_Job:_ Identify all lines of the data containing the string "JSON" and copy them.

_Given data:_

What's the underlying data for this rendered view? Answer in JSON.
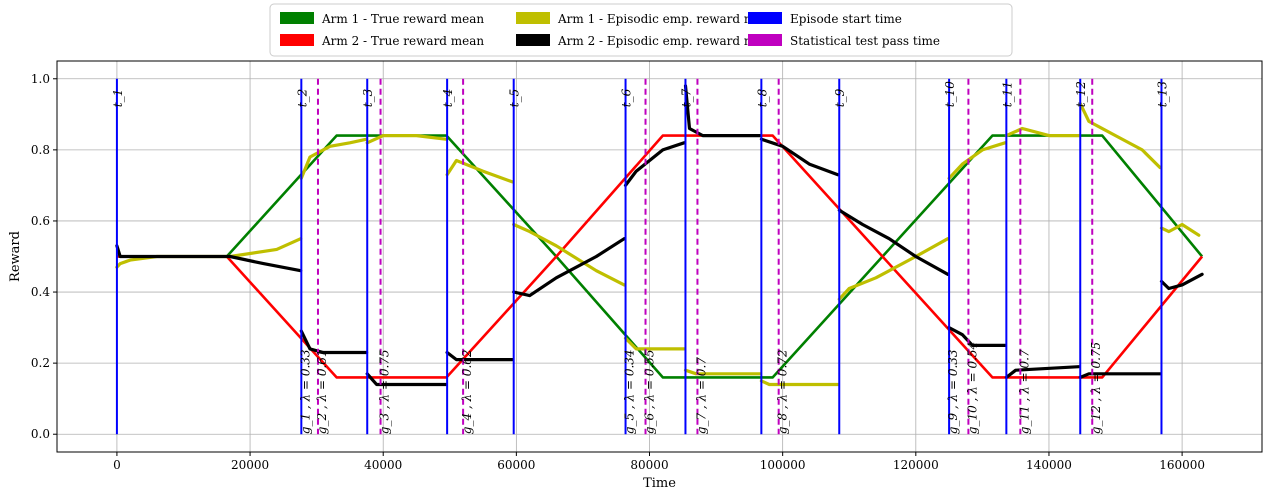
{
  "chart_data": {
    "type": "line",
    "xlabel": "Time",
    "ylabel": "Reward",
    "xlim": [
      -9000,
      172000
    ],
    "ylim": [
      -0.05,
      1.05
    ],
    "x_ticks": [
      0,
      20000,
      40000,
      60000,
      80000,
      100000,
      120000,
      140000,
      160000
    ],
    "x_tick_labels": [
      "0",
      "20000",
      "40000",
      "60000",
      "80000",
      "100000",
      "120000",
      "140000",
      "160000"
    ],
    "y_ticks": [
      0.0,
      0.2,
      0.4,
      0.6,
      0.8,
      1.0
    ],
    "y_tick_labels": [
      "0.0",
      "0.2",
      "0.4",
      "0.6",
      "0.8",
      "1.0"
    ],
    "grid": true,
    "legend_position": "top-center",
    "legend": [
      {
        "label": "Arm 1 - True reward mean",
        "color": "#008000"
      },
      {
        "label": "Arm 2 - True reward mean",
        "color": "#ff0000"
      },
      {
        "label": "Arm 1 - Episodic emp. reward mean",
        "color": "#bfbf00"
      },
      {
        "label": "Arm 2 - Episodic emp. reward mean",
        "color": "#000000"
      },
      {
        "label": "Episode start time",
        "color": "#0000ff"
      },
      {
        "label": "Statistical test pass time",
        "color": "#bf00bf"
      }
    ],
    "series": [
      {
        "name": "Arm 1 - True reward mean",
        "color": "#008000",
        "points": [
          [
            0,
            0.5
          ],
          [
            16500,
            0.5
          ],
          [
            33000,
            0.84
          ],
          [
            49500,
            0.84
          ],
          [
            66000,
            0.5
          ],
          [
            82000,
            0.16
          ],
          [
            98500,
            0.16
          ],
          [
            115000,
            0.5
          ],
          [
            131500,
            0.84
          ],
          [
            148000,
            0.84
          ],
          [
            163000,
            0.5
          ]
        ]
      },
      {
        "name": "Arm 2 - True reward mean",
        "color": "#ff0000",
        "points": [
          [
            0,
            0.5
          ],
          [
            16500,
            0.5
          ],
          [
            33000,
            0.16
          ],
          [
            49500,
            0.16
          ],
          [
            66000,
            0.5
          ],
          [
            82000,
            0.84
          ],
          [
            98500,
            0.84
          ],
          [
            115000,
            0.5
          ],
          [
            131500,
            0.16
          ],
          [
            148000,
            0.16
          ],
          [
            163000,
            0.5
          ]
        ]
      },
      {
        "name": "Arm 1 - Episodic emp. reward mean",
        "color": "#bfbf00",
        "segments": [
          [
            [
              0,
              0.47
            ],
            [
              500,
              0.48
            ],
            [
              2000,
              0.49
            ],
            [
              6000,
              0.5
            ],
            [
              17000,
              0.5
            ],
            [
              24000,
              0.52
            ],
            [
              27600,
              0.55
            ]
          ],
          [
            [
              27700,
              0.72
            ],
            [
              29000,
              0.78
            ],
            [
              32000,
              0.81
            ],
            [
              35000,
              0.82
            ],
            [
              37500,
              0.83
            ]
          ],
          [
            [
              37600,
              0.82
            ],
            [
              40000,
              0.84
            ],
            [
              45000,
              0.84
            ],
            [
              49400,
              0.83
            ]
          ],
          [
            [
              49600,
              0.73
            ],
            [
              51000,
              0.77
            ],
            [
              55000,
              0.74
            ],
            [
              59400,
              0.71
            ]
          ],
          [
            [
              59600,
              0.59
            ],
            [
              62000,
              0.57
            ],
            [
              66000,
              0.53
            ],
            [
              72000,
              0.46
            ],
            [
              76200,
              0.42
            ]
          ],
          [
            [
              76400,
              0.27
            ],
            [
              78000,
              0.24
            ],
            [
              85200,
              0.24
            ]
          ],
          [
            [
              85400,
              0.18
            ],
            [
              87000,
              0.17
            ],
            [
              96600,
              0.17
            ]
          ],
          [
            [
              96800,
              0.15
            ],
            [
              98000,
              0.14
            ],
            [
              108300,
              0.14
            ]
          ],
          [
            [
              108500,
              0.38
            ],
            [
              110000,
              0.41
            ],
            [
              114000,
              0.44
            ],
            [
              120000,
              0.5
            ],
            [
              124800,
              0.55
            ]
          ],
          [
            [
              125000,
              0.72
            ],
            [
              127000,
              0.76
            ],
            [
              130000,
              0.8
            ],
            [
              133400,
              0.82
            ]
          ],
          [
            [
              133600,
              0.84
            ],
            [
              136000,
              0.86
            ],
            [
              140000,
              0.84
            ],
            [
              144500,
              0.84
            ]
          ],
          [
            [
              144700,
              0.93
            ],
            [
              146000,
              0.88
            ],
            [
              150000,
              0.84
            ],
            [
              154000,
              0.8
            ],
            [
              156700,
              0.75
            ]
          ],
          [
            [
              156900,
              0.58
            ],
            [
              158000,
              0.57
            ],
            [
              160000,
              0.59
            ],
            [
              162500,
              0.56
            ]
          ]
        ]
      },
      {
        "name": "Arm 2 - Episodic emp. reward mean",
        "color": "#000000",
        "segments": [
          [
            [
              0,
              0.53
            ],
            [
              500,
              0.5
            ],
            [
              2000,
              0.5
            ],
            [
              6000,
              0.5
            ],
            [
              10000,
              0.5
            ],
            [
              17000,
              0.5
            ],
            [
              22000,
              0.48
            ],
            [
              27600,
              0.46
            ]
          ],
          [
            [
              27700,
              0.29
            ],
            [
              29000,
              0.24
            ],
            [
              31000,
              0.23
            ],
            [
              37500,
              0.23
            ]
          ],
          [
            [
              37600,
              0.17
            ],
            [
              39000,
              0.14
            ],
            [
              49400,
              0.14
            ]
          ],
          [
            [
              49600,
              0.23
            ],
            [
              51000,
              0.21
            ],
            [
              59400,
              0.21
            ]
          ],
          [
            [
              59600,
              0.4
            ],
            [
              62000,
              0.39
            ],
            [
              66000,
              0.44
            ],
            [
              72000,
              0.5
            ],
            [
              76200,
              0.55
            ]
          ],
          [
            [
              76400,
              0.7
            ],
            [
              78000,
              0.74
            ],
            [
              82000,
              0.8
            ],
            [
              85200,
              0.82
            ]
          ],
          [
            [
              85400,
              0.98
            ],
            [
              86000,
              0.86
            ],
            [
              88000,
              0.84
            ],
            [
              92000,
              0.84
            ],
            [
              96600,
              0.84
            ]
          ],
          [
            [
              96800,
              0.83
            ],
            [
              100000,
              0.81
            ],
            [
              104000,
              0.76
            ],
            [
              108300,
              0.73
            ]
          ],
          [
            [
              108500,
              0.63
            ],
            [
              112000,
              0.59
            ],
            [
              116000,
              0.55
            ],
            [
              120000,
              0.5
            ],
            [
              124800,
              0.45
            ]
          ],
          [
            [
              125000,
              0.3
            ],
            [
              127000,
              0.28
            ],
            [
              128500,
              0.25
            ],
            [
              133400,
              0.25
            ]
          ],
          [
            [
              133600,
              0.16
            ],
            [
              135000,
              0.18
            ],
            [
              144500,
              0.19
            ]
          ],
          [
            [
              144700,
              0.16
            ],
            [
              146000,
              0.17
            ],
            [
              150000,
              0.17
            ],
            [
              156700,
              0.17
            ]
          ],
          [
            [
              156900,
              0.43
            ],
            [
              158000,
              0.41
            ],
            [
              160000,
              0.42
            ],
            [
              163000,
              0.45
            ]
          ]
        ]
      }
    ],
    "episode_starts": [
      {
        "x": 0,
        "label": "t_1"
      },
      {
        "x": 27700,
        "label": "t_2"
      },
      {
        "x": 37600,
        "label": "t_3"
      },
      {
        "x": 49600,
        "label": "t_4"
      },
      {
        "x": 59600,
        "label": "t_5"
      },
      {
        "x": 76400,
        "label": "t_6"
      },
      {
        "x": 85400,
        "label": "t_7"
      },
      {
        "x": 96800,
        "label": "t_8"
      },
      {
        "x": 108500,
        "label": "t_9"
      },
      {
        "x": 125000,
        "label": "t_10"
      },
      {
        "x": 133600,
        "label": "t_11"
      },
      {
        "x": 144700,
        "label": "t_12"
      },
      {
        "x": 156900,
        "label": "t_13"
      }
    ],
    "test_pass_times": [
      {
        "x": 30200,
        "label": "g_2 , λ = 0.61"
      },
      {
        "x": 39600,
        "label": "g_3 , λ = 0.75"
      },
      {
        "x": 52000,
        "label": "g_4 , λ = 0.62"
      },
      {
        "x": 79400,
        "label": "g_6 , λ = 0.55"
      },
      {
        "x": 87200,
        "label": "g_7 , λ = 0.7"
      },
      {
        "x": 99400,
        "label": "g_8 , λ = 0.72"
      },
      {
        "x": 127900,
        "label": "g_10 , λ = 0.54"
      },
      {
        "x": 135700,
        "label": "g_11 , λ = 0.7"
      },
      {
        "x": 146500,
        "label": "g_12 , λ = 0.75"
      }
    ],
    "start_labels": [
      {
        "x": 27700,
        "label": "g_1 , λ = 0.33"
      },
      {
        "x": 76400,
        "label": "g_5 , λ = 0.34"
      },
      {
        "x": 125000,
        "label": "g_9 , λ = 0.33"
      }
    ]
  }
}
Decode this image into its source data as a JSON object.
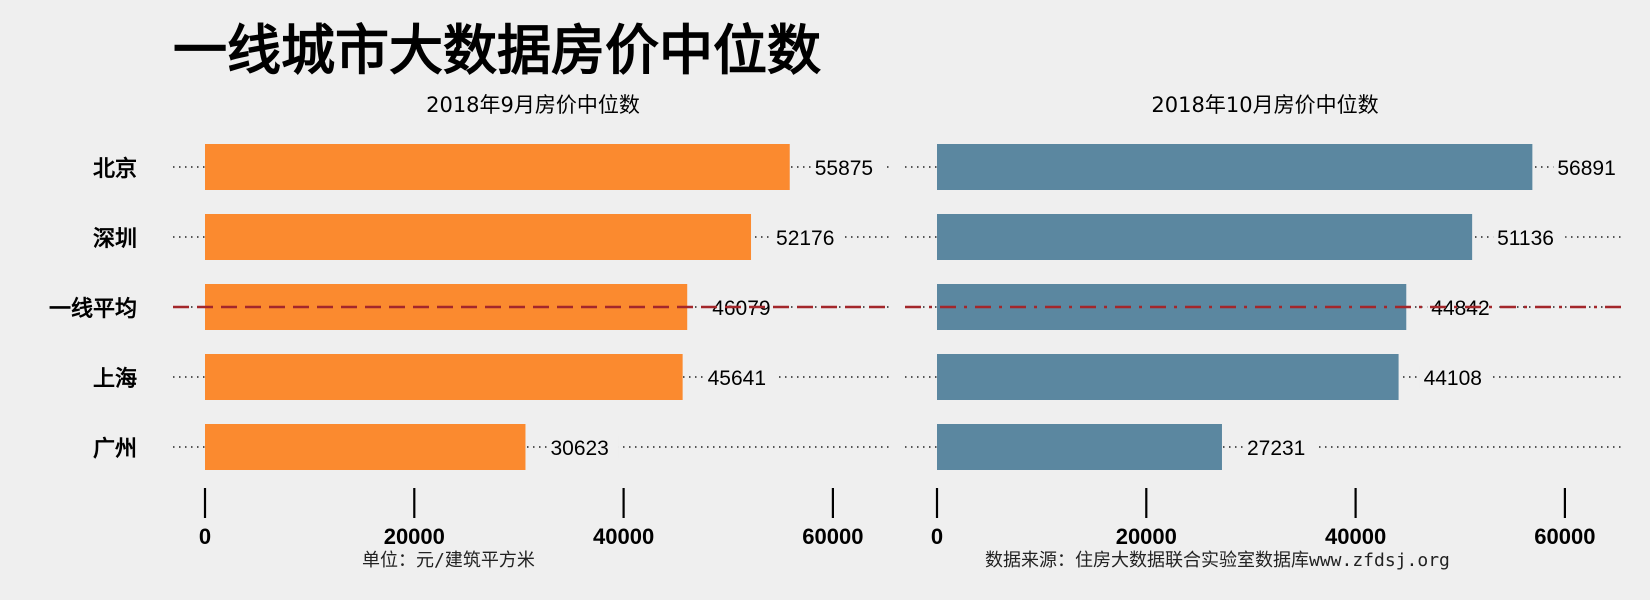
{
  "title": "一线城市大数据房价中位数",
  "footer": {
    "unit": "单位：元/建筑平方米",
    "source": "数据来源：住房大数据联合实验室数据库www.zfdsj.org"
  },
  "colors": {
    "background": "#efefef",
    "left_bars": "#fb8a2f",
    "right_bars": "#5b87a0",
    "average_line": "#a3272b",
    "dots": "#222222"
  },
  "chart_data": [
    {
      "type": "bar",
      "orientation": "horizontal",
      "title": "2018年9月房价中位数",
      "categories": [
        "北京",
        "深圳",
        "一线平均",
        "上海",
        "广州"
      ],
      "values": [
        55875,
        52176,
        46079,
        45641,
        30623
      ],
      "xlim": [
        0,
        65000
      ],
      "xticks": [
        0,
        20000,
        40000,
        60000
      ],
      "average_category": "一线平均",
      "average_value": 46079
    },
    {
      "type": "bar",
      "orientation": "horizontal",
      "title": "2018年10月房价中位数",
      "categories": [
        "北京",
        "深圳",
        "一线平均",
        "上海",
        "广州"
      ],
      "values": [
        56891,
        51136,
        44842,
        44108,
        27231
      ],
      "xlim": [
        0,
        65000
      ],
      "xticks": [
        0,
        20000,
        40000,
        60000
      ],
      "average_category": "一线平均",
      "average_value": 44842
    }
  ]
}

_Written answer:_
What's the underlying data for this rendered view? Answer in JSON.
Decode this image into its source data as a JSON object.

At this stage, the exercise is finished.